■ **WHAT IS NEEDED**
Revise the items below so that each "arrowhead" becomes "arrow tip", keeping every other character the same.

Raw records

-- Start --

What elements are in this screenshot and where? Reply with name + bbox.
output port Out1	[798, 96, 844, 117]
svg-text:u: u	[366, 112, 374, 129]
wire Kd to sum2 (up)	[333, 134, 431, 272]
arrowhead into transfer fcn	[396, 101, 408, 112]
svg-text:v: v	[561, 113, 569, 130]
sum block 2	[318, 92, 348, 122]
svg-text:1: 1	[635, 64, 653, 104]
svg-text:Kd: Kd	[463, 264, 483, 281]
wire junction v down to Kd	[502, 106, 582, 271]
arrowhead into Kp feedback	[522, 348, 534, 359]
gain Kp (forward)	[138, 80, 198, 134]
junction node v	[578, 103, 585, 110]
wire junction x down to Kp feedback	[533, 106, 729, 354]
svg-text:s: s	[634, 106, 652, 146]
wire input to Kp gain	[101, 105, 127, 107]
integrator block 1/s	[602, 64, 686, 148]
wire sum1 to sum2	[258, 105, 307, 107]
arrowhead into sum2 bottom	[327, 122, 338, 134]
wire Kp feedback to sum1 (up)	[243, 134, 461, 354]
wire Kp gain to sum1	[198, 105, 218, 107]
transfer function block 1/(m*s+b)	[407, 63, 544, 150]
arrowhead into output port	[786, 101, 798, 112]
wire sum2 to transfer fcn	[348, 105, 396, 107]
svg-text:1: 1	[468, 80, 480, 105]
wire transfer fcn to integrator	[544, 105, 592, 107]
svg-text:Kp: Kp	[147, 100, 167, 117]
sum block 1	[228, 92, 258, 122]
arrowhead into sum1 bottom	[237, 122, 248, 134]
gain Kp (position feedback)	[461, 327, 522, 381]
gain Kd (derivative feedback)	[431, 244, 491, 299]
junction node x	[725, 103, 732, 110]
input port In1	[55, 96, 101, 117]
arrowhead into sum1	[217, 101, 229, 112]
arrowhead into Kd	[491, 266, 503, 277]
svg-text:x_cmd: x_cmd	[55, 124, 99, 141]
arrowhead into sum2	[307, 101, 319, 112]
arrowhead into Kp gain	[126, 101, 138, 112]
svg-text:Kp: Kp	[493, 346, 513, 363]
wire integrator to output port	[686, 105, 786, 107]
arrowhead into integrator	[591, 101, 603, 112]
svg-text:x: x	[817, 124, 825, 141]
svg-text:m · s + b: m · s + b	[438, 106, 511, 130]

-- End --

■ **FULL ANSWER**
What elements are in this screenshot and where? Reply with name + bbox.
output port Out1	[798, 96, 844, 117]
svg-text:u: u	[366, 112, 374, 129]
wire Kd to sum2 (up)	[333, 134, 431, 272]
arrow tip into transfer fcn	[396, 101, 408, 112]
svg-text:v: v	[561, 113, 569, 130]
sum block 2	[318, 92, 348, 122]
svg-text:1: 1	[635, 64, 653, 104]
svg-text:Kd: Kd	[463, 264, 483, 281]
wire junction v down to Kd	[502, 106, 582, 271]
arrow tip into Kp feedback	[522, 348, 534, 359]
gain Kp (forward)	[138, 80, 198, 134]
junction node v	[578, 103, 585, 110]
wire junction x down to Kp feedback	[533, 106, 729, 354]
svg-text:s: s	[634, 106, 652, 146]
wire input to Kp gain	[101, 105, 127, 107]
integrator block 1/s	[602, 64, 686, 148]
wire sum1 to sum2	[258, 105, 307, 107]
arrow tip into sum2 bottom	[327, 122, 338, 134]
wire Kp feedback to sum1 (up)	[243, 134, 461, 354]
wire Kp gain to sum1	[198, 105, 218, 107]
transfer function block 1/(m*s+b)	[407, 63, 544, 150]
arrow tip into output port	[786, 101, 798, 112]
wire sum2 to transfer fcn	[348, 105, 396, 107]
svg-text:1: 1	[468, 80, 480, 105]
wire transfer fcn to integrator	[544, 105, 592, 107]
svg-text:Kp: Kp	[147, 100, 167, 117]
sum block 1	[228, 92, 258, 122]
arrow tip into sum1 bottom	[237, 122, 248, 134]
gain Kp (position feedback)	[461, 327, 522, 381]
gain Kd (derivative feedback)	[431, 244, 491, 299]
junction node x	[725, 103, 732, 110]
input port In1	[55, 96, 101, 117]
arrow tip into sum1	[217, 101, 229, 112]
arrow tip into Kd	[491, 266, 503, 277]
svg-text:x_cmd: x_cmd	[55, 124, 99, 141]
arrow tip into sum2	[307, 101, 319, 112]
arrow tip into Kp gain	[126, 101, 138, 112]
svg-text:Kp: Kp	[493, 346, 513, 363]
wire integrator to output port	[686, 105, 786, 107]
arrow tip into integrator	[591, 101, 603, 112]
svg-text:x: x	[817, 124, 825, 141]
svg-text:m · s + b: m · s + b	[438, 106, 511, 130]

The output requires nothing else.